Annotated element listings:
* * *

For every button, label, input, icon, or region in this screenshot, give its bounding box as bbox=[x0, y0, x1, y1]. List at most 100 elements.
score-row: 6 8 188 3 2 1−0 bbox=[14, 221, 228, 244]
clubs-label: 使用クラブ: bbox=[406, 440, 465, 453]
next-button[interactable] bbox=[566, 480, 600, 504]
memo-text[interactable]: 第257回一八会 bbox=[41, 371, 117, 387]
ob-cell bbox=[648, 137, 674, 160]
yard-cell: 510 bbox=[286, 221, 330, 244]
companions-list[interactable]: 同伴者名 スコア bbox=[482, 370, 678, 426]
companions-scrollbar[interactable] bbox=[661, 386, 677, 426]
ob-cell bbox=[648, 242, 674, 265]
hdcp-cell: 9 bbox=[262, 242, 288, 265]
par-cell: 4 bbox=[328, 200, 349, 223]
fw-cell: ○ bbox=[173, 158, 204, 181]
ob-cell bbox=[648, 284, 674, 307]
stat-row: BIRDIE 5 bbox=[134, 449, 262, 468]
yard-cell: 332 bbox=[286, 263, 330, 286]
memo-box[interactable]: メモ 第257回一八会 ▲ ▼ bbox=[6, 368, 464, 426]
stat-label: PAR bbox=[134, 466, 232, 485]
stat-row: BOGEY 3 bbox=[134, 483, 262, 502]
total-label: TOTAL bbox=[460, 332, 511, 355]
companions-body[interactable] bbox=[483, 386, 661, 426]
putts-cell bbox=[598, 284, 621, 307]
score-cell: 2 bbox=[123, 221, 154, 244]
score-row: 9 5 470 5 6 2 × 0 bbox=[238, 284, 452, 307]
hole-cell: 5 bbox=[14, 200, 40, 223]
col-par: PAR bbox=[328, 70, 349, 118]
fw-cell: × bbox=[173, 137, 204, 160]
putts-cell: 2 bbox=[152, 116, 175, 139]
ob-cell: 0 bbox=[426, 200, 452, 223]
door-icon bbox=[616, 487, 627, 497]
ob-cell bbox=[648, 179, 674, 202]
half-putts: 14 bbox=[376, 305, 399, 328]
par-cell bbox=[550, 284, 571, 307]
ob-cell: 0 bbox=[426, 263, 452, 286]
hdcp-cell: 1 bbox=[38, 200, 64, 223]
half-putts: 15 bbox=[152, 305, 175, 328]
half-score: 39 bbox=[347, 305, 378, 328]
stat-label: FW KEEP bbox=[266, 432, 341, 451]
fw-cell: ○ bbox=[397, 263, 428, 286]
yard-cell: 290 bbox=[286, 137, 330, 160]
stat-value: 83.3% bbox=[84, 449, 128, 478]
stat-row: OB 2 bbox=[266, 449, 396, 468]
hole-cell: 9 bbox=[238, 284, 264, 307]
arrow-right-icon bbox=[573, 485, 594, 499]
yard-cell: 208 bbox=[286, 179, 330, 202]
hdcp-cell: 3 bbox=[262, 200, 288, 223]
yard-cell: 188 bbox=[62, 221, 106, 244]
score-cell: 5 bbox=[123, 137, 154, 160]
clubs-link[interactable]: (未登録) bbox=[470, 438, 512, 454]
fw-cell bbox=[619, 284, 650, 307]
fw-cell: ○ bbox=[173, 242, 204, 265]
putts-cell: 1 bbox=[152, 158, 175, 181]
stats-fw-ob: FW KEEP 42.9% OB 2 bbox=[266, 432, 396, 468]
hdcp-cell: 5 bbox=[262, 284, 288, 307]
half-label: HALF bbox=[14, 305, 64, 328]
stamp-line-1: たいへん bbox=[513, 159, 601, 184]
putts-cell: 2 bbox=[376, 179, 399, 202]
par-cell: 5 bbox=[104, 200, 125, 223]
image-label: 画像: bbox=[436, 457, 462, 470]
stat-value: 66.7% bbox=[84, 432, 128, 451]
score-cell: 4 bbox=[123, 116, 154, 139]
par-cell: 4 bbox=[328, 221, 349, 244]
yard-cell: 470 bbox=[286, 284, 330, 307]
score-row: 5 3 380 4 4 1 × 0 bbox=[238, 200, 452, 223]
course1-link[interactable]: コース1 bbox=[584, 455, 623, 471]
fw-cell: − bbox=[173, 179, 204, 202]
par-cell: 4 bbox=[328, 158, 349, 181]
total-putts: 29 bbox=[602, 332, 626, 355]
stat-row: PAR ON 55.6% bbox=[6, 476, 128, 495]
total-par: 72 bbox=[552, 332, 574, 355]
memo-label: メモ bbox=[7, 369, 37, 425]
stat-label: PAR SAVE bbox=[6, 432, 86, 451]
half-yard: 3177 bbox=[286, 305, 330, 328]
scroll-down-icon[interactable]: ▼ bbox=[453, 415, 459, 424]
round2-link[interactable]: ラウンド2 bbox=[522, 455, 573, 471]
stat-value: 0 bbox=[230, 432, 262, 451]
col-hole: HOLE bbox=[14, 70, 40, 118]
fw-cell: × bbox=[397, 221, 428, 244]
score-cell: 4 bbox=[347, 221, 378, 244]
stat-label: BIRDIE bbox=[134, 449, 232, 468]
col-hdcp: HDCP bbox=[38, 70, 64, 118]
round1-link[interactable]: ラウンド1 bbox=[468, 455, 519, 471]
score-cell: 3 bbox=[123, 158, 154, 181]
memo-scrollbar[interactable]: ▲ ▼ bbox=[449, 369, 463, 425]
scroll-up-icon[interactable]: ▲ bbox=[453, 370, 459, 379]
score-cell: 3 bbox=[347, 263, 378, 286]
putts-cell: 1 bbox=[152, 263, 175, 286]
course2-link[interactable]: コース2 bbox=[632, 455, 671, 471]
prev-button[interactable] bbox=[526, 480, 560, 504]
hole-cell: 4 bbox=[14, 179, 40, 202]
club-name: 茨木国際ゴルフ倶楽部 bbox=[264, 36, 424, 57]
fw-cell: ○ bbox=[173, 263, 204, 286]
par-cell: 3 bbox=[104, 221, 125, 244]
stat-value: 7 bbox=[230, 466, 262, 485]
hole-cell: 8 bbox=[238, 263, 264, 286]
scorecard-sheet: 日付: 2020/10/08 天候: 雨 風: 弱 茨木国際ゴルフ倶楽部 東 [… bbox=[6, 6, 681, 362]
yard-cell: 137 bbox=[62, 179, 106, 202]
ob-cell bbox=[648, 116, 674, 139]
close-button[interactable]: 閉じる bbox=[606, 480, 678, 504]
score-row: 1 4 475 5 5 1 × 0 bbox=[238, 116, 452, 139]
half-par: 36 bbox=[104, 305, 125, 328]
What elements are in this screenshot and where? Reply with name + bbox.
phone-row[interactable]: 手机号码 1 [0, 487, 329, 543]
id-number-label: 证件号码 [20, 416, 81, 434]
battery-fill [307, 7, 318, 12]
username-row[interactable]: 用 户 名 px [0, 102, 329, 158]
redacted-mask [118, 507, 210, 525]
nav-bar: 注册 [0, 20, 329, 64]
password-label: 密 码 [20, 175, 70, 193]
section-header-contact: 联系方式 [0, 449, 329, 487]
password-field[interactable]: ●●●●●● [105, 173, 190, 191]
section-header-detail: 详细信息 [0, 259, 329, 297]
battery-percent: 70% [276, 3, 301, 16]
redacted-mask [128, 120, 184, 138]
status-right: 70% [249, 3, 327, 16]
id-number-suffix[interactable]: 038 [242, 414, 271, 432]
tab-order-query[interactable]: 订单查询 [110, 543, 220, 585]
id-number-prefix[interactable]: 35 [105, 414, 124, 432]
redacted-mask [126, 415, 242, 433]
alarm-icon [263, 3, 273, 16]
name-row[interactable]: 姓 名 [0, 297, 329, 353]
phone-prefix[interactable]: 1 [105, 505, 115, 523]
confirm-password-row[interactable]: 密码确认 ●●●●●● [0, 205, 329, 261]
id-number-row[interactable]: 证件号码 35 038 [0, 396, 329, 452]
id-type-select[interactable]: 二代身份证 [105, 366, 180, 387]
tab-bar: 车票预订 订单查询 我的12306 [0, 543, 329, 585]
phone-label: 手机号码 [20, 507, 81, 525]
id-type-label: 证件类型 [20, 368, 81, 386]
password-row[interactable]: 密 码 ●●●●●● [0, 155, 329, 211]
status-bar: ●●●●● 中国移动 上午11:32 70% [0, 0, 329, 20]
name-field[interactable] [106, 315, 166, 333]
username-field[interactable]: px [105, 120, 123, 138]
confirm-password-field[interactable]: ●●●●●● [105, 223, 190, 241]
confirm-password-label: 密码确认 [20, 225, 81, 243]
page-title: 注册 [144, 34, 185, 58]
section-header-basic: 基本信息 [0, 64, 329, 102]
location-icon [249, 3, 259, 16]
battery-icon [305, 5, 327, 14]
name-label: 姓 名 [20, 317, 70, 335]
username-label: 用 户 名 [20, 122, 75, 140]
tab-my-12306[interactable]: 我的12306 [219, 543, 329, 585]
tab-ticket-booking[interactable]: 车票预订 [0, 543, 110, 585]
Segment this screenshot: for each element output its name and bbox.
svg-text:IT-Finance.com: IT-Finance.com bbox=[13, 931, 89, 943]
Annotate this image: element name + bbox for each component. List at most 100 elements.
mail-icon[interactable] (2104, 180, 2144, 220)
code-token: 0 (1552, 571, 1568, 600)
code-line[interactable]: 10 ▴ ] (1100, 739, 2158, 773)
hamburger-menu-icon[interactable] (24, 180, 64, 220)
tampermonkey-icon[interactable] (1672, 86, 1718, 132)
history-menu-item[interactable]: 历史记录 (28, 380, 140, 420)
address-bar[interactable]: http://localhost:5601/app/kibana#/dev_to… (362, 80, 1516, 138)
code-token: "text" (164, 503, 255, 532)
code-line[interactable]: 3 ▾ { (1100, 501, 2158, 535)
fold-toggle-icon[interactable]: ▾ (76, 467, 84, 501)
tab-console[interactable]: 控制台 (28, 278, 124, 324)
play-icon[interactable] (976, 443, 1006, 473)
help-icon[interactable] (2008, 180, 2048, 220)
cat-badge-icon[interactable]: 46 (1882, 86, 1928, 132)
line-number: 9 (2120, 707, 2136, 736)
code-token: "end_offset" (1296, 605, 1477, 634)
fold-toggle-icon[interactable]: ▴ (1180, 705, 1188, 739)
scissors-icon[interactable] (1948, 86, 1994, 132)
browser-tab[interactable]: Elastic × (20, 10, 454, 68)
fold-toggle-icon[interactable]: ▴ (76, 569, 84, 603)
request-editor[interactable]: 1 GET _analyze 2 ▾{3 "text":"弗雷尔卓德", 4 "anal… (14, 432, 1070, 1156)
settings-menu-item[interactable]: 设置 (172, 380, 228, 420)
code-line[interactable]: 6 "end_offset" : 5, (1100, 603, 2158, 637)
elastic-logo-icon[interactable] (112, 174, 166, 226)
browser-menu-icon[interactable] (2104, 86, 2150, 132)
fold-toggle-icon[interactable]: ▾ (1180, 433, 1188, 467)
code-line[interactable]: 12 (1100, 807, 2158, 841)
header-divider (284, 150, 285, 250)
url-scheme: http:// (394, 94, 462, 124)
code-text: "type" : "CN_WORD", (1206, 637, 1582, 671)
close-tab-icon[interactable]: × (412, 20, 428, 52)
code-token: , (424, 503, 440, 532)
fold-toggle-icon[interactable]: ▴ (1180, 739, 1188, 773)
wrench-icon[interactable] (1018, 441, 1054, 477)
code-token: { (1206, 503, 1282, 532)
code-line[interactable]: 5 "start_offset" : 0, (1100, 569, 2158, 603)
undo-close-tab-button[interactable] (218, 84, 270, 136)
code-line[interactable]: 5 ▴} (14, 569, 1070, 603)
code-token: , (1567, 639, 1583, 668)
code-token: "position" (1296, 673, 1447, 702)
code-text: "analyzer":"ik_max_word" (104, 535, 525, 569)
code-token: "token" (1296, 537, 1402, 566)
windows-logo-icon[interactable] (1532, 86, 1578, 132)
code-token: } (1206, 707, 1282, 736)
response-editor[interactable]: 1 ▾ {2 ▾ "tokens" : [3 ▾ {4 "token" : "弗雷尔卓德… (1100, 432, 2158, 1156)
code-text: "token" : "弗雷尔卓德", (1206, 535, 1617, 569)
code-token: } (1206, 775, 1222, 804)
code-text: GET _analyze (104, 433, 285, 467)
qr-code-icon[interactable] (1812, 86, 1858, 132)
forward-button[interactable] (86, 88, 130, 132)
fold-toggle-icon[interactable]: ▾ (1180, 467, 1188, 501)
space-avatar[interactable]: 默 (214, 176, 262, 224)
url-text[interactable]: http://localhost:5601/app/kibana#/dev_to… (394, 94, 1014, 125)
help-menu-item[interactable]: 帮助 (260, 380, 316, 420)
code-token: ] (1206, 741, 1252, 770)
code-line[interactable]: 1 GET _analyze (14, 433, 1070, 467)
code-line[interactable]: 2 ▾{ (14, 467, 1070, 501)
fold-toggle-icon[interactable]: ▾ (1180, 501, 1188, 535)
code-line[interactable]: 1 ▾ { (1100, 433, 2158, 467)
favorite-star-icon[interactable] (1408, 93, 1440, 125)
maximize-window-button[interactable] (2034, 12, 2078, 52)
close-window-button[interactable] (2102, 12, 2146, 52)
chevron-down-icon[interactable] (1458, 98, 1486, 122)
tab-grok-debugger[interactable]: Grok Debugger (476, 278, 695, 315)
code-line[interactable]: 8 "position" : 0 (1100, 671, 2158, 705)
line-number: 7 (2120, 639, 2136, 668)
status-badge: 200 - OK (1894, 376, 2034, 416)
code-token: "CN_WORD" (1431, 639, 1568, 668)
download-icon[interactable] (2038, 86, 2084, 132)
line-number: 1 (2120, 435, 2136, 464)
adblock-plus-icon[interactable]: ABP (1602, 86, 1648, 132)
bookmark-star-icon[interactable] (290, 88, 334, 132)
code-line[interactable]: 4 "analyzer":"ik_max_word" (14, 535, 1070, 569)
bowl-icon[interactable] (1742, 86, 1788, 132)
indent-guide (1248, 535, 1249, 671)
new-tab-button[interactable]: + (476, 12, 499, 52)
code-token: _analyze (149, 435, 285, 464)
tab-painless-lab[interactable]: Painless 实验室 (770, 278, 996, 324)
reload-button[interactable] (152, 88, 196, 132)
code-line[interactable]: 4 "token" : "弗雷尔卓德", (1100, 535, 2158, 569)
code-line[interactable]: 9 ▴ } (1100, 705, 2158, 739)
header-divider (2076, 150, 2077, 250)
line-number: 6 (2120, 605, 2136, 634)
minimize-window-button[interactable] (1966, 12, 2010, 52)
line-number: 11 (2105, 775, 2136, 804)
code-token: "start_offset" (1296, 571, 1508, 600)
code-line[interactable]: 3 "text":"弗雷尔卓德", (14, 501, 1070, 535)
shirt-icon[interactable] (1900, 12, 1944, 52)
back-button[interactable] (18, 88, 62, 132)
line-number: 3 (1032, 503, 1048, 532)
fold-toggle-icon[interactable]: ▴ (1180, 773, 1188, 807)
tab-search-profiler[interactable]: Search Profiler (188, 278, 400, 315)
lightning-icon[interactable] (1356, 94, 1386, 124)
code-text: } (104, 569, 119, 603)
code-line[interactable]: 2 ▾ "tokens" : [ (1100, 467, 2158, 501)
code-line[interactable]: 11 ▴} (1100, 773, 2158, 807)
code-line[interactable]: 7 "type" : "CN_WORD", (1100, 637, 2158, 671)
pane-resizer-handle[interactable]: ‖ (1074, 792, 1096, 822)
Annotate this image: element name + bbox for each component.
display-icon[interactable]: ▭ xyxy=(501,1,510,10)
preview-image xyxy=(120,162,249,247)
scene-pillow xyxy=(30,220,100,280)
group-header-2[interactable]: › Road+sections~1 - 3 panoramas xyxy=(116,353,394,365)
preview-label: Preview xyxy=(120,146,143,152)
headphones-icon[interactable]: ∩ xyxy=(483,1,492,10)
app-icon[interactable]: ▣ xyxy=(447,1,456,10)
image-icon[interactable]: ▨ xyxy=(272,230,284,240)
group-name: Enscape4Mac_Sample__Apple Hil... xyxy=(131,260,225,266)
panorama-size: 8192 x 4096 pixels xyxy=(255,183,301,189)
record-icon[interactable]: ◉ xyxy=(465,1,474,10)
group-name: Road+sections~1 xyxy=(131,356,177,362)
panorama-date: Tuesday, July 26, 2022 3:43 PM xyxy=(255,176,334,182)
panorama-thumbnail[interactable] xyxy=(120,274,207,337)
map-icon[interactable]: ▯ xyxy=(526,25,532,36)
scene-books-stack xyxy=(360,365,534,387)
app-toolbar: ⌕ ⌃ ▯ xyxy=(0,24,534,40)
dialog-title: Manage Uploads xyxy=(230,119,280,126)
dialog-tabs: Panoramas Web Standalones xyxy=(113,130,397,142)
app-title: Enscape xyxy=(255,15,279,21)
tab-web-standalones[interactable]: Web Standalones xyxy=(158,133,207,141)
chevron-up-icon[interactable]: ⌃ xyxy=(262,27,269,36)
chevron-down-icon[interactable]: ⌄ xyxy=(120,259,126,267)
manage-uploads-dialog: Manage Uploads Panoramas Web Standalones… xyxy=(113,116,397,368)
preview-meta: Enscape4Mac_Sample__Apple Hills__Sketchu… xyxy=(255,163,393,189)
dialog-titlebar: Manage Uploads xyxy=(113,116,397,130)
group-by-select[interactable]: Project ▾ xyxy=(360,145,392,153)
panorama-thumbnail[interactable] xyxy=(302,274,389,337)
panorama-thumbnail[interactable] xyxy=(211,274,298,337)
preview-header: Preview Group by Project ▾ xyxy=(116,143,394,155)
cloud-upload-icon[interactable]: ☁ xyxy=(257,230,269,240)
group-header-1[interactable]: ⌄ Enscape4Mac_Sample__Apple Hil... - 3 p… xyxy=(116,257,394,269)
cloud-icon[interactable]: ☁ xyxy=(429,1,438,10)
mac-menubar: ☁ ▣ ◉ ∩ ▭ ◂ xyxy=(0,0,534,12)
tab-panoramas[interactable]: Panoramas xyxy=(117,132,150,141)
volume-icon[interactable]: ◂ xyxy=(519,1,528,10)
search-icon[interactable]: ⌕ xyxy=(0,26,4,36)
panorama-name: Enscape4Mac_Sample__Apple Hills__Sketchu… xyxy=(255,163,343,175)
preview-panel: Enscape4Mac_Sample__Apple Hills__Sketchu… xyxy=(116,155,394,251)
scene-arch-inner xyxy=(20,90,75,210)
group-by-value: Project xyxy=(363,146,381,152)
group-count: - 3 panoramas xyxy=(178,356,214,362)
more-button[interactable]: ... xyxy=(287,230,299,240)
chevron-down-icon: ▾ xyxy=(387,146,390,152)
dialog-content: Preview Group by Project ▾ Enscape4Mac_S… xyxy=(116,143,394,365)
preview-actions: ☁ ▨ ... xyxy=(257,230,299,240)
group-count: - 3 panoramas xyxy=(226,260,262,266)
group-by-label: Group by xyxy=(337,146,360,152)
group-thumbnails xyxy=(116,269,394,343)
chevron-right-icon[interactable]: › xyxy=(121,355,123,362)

* * *

Directive:
Render everything from the start of the data down to the line containing "yard-cell: 188 bbox=[62, 221, 106, 244]" as a Markdown table with the columns Row and Entry. Give each line a row number and skip blank lines.

Full solution:
| Row | Entry |
|---|---|
| 1 | For every button, label, input, icon, or region in this screenshot, give its bounding box as bbox=[x0, y0, x1, y1]. List at most 100 elements. |
| 2 | score-row: 6 8 188 3 2 1−0 bbox=[14, 221, 228, 244] |
| 3 | clubs-label: 使用クラブ: bbox=[406, 440, 465, 453] |
| 4 | next-button[interactable] bbox=[566, 480, 600, 504] |
| 5 | memo-text[interactable]: 第257回一八会 bbox=[41, 371, 117, 387] |
| 6 | ob-cell bbox=[648, 137, 674, 160] |
| 7 | yard-cell: 510 bbox=[286, 221, 330, 244] |
| 8 | companions-list[interactable]: 同伴者名 スコア bbox=[482, 370, 678, 426] |
| 9 | companions-scrollbar[interactable] bbox=[661, 386, 677, 426] |
| 10 | ob-cell bbox=[648, 242, 674, 265] |
| 11 | hdcp-cell: 9 bbox=[262, 242, 288, 265] |
| 12 | par-cell: 4 bbox=[328, 200, 349, 223] |
| 13 | fw-cell: ○ bbox=[173, 158, 204, 181] |
| 14 | ob-cell bbox=[648, 284, 674, 307] |
| 15 | stat-row: BIRDIE 5 bbox=[134, 449, 262, 468] |
| 16 | yard-cell: 332 bbox=[286, 263, 330, 286] |
| 17 | memo-box[interactable]: メモ 第257回一八会 ▲ ▼ bbox=[6, 368, 464, 426] |
| 18 | stat-label: PAR bbox=[134, 466, 232, 485] |
| 19 | stat-row: BOGEY 3 bbox=[134, 483, 262, 502] |
| 20 | total-label: TOTAL bbox=[460, 332, 511, 355] |
| 21 | companions-body[interactable] bbox=[483, 386, 661, 426] |
| 22 | putts-cell bbox=[598, 284, 621, 307] |
| 23 | score-cell: 2 bbox=[123, 221, 154, 244] |
| 24 | score-row: 9 5 470 5 6 2 × 0 bbox=[238, 284, 452, 307] |
| 25 | hole-cell: 5 bbox=[14, 200, 40, 223] |
| 26 | col-par: PAR bbox=[328, 70, 349, 118] |
| 27 | fw-cell: × bbox=[173, 137, 204, 160] |
| 28 | putts-cell: 2 bbox=[152, 116, 175, 139] |
| 29 | ob-cell: 0 bbox=[426, 200, 452, 223] |
| 30 | door-icon bbox=[616, 487, 627, 497] |
| 31 | ob-cell bbox=[648, 179, 674, 202] |
| 32 | half-putts: 14 bbox=[376, 305, 399, 328] |
| 33 | par-cell bbox=[550, 284, 571, 307] |
| 34 | ob-cell: 0 bbox=[426, 263, 452, 286] |
| 35 | hdcp-cell: 1 bbox=[38, 200, 64, 223] |
| 36 | half-putts: 15 bbox=[152, 305, 175, 328] |
| 37 | half-score: 39 bbox=[347, 305, 378, 328] |
| 38 | stat-label: FW KEEP bbox=[266, 432, 341, 451] |
| 39 | fw-cell: ○ bbox=[397, 263, 428, 286] |
| 40 | yard-cell: 290 bbox=[286, 137, 330, 160] |
| 41 | stat-value: 83.3% bbox=[84, 449, 128, 478] |
| 42 | stat-row: OB 2 bbox=[266, 449, 396, 468] |
| 43 | hole-cell: 9 bbox=[238, 284, 264, 307] |
| 44 | arrow-right-icon bbox=[573, 485, 594, 499] |
| 45 | yard-cell: 208 bbox=[286, 179, 330, 202] |
| 46 | hdcp-cell: 3 bbox=[262, 200, 288, 223] |
| 47 | yard-cell: 188 bbox=[62, 221, 106, 244] |